(Exercise prompt):
The expected response is a copy of every line in the entries below that includes the word "ponto".

(Data records):

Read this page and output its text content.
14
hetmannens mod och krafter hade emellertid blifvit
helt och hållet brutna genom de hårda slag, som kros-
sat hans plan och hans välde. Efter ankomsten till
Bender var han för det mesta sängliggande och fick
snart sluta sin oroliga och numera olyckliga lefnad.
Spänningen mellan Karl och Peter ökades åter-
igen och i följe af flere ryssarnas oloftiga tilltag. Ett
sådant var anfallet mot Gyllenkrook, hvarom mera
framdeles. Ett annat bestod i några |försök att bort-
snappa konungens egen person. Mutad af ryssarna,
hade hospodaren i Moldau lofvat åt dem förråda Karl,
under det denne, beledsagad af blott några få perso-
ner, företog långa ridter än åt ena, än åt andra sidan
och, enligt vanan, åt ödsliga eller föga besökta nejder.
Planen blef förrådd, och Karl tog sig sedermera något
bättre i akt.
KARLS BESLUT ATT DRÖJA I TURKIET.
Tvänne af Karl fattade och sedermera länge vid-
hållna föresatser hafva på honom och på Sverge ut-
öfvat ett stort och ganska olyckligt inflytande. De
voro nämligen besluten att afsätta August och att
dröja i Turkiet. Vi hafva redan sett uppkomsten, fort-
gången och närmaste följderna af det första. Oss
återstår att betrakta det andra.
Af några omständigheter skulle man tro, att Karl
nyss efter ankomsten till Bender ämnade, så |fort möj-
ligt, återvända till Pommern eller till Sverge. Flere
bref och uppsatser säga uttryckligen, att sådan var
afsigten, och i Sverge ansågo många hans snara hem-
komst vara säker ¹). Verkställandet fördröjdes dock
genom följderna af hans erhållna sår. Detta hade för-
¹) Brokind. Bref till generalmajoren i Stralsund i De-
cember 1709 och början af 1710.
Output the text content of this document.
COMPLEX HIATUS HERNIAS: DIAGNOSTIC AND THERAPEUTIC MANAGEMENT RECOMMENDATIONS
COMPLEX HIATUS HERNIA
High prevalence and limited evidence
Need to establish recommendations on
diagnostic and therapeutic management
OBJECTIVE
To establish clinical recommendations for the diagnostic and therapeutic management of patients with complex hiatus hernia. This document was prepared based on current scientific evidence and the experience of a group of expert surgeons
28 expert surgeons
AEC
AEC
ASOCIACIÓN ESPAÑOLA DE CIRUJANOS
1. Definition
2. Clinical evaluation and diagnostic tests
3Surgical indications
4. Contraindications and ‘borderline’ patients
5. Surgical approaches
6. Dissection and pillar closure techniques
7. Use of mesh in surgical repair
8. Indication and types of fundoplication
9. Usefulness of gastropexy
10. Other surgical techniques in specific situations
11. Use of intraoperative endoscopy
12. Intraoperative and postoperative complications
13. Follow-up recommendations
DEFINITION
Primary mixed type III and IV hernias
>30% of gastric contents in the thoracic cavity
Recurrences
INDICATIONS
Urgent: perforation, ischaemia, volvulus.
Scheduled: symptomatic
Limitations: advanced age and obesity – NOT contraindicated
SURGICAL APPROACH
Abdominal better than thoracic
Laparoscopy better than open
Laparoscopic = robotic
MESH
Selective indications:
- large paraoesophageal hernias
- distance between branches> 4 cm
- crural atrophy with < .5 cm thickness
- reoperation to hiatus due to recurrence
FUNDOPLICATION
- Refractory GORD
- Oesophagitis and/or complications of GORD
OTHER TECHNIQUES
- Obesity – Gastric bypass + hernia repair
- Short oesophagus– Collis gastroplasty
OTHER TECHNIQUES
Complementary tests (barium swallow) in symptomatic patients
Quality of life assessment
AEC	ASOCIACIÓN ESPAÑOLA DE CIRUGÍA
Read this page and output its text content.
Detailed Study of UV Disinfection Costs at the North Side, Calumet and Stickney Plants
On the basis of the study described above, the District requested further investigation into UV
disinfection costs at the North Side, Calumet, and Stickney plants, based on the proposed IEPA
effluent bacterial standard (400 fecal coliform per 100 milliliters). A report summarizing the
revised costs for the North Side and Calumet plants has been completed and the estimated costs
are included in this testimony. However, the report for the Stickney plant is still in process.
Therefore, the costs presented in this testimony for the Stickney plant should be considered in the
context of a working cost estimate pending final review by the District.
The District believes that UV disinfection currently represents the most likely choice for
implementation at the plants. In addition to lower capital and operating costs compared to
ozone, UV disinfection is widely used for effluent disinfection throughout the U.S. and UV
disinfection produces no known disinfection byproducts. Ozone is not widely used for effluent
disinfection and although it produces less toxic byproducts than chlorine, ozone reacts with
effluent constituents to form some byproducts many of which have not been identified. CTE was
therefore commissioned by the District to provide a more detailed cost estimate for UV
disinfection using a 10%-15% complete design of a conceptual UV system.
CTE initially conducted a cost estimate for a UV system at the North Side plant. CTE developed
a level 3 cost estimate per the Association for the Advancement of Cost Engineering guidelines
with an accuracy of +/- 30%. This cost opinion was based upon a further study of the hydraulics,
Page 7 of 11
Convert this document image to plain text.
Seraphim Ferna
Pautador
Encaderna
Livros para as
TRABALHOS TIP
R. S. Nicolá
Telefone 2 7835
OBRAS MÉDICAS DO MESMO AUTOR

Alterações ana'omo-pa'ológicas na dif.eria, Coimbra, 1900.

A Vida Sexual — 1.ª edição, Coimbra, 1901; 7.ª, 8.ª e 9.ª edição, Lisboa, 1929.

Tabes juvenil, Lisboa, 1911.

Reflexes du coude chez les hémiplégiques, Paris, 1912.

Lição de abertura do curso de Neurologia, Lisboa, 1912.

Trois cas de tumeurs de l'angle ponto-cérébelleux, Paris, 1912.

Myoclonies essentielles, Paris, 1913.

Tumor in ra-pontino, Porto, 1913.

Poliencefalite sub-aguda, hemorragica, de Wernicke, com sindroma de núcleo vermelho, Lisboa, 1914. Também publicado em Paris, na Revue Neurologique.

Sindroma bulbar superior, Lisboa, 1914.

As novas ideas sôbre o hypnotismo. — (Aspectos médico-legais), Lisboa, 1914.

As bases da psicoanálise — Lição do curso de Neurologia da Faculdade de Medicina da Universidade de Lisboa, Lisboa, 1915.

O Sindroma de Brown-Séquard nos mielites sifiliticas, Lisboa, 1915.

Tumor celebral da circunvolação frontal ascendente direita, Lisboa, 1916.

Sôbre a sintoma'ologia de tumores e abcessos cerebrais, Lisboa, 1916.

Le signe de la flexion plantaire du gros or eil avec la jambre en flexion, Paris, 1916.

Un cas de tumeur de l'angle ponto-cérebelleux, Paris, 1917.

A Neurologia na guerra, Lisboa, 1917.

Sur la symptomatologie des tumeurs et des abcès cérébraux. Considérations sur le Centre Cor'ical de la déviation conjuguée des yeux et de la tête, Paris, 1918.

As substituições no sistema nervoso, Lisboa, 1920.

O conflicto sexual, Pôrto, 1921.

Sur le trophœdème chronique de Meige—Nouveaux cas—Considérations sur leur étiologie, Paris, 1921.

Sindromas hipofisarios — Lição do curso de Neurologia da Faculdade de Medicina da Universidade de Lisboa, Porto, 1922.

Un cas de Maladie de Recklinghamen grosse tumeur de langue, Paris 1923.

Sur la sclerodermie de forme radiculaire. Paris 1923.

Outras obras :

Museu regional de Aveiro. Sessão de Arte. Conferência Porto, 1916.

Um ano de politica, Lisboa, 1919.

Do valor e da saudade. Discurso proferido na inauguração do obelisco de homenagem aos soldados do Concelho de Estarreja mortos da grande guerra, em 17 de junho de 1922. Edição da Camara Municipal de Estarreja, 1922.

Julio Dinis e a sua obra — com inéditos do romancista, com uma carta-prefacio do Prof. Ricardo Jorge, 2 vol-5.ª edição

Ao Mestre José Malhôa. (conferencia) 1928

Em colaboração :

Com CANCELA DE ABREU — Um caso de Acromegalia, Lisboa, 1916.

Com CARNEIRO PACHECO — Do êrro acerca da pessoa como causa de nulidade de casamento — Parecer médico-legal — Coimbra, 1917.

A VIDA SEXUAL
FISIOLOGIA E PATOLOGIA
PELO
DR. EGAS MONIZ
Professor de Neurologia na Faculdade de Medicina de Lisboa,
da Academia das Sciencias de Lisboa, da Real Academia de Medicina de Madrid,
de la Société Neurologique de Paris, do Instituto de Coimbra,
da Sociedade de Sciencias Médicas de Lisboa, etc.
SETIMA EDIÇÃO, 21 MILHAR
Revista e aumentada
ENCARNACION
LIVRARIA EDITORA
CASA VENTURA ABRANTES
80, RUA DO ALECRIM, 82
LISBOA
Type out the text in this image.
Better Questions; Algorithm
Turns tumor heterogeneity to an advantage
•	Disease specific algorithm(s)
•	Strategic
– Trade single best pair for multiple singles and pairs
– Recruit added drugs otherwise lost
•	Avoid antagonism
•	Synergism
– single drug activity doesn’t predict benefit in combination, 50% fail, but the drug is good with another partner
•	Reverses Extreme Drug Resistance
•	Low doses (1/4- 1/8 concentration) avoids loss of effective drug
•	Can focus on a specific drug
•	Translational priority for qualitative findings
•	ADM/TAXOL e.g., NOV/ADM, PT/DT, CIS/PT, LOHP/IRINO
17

(Result of this exercise):
Trois cas de tumeurs de l'angle ponto-cérébelleux, Paris, 1912.
Un cas de tumeur de l'angle ponto-cérebelleux, Paris, 1917.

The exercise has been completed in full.